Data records
__________
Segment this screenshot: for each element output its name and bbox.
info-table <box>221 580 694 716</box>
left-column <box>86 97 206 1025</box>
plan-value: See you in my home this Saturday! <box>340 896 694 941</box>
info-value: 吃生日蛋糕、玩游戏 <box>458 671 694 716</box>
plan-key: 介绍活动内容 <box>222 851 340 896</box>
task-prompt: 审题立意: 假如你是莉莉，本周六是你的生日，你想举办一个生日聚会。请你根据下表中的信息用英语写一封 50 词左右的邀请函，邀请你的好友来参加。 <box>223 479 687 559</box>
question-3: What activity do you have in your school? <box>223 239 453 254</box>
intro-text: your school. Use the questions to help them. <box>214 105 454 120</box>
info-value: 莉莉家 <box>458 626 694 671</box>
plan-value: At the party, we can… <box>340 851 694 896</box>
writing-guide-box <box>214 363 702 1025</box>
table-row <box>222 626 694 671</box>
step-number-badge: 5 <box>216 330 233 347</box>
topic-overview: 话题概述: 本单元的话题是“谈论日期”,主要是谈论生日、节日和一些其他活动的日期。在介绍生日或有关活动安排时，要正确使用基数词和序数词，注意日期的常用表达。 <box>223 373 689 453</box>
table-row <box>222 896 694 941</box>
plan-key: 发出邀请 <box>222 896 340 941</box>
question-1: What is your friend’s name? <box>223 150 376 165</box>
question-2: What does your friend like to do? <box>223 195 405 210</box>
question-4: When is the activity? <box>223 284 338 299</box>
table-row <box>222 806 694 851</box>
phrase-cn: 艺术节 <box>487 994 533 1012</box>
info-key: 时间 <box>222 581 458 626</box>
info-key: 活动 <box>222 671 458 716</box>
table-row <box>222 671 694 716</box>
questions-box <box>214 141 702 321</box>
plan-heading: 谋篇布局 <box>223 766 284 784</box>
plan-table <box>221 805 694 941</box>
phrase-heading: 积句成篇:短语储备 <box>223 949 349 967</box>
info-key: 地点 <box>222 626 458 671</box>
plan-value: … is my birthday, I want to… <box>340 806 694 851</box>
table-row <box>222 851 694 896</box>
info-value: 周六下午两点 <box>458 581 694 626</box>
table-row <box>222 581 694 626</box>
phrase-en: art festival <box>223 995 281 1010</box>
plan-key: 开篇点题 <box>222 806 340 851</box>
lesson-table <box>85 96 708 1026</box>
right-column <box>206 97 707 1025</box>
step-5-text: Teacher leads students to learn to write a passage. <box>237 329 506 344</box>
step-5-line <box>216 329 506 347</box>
__________
# TASK PROMPT
Gather every line of the data above that contains the string "step", treating uppercase and lowercase as different.

# OUTPUT FOR THIS TASK
step-number-badge: 5 <box>216 330 233 347</box>
step-5-text: Teacher leads students to learn to write a passage. <box>237 329 506 344</box>
step-5-line <box>216 329 506 347</box>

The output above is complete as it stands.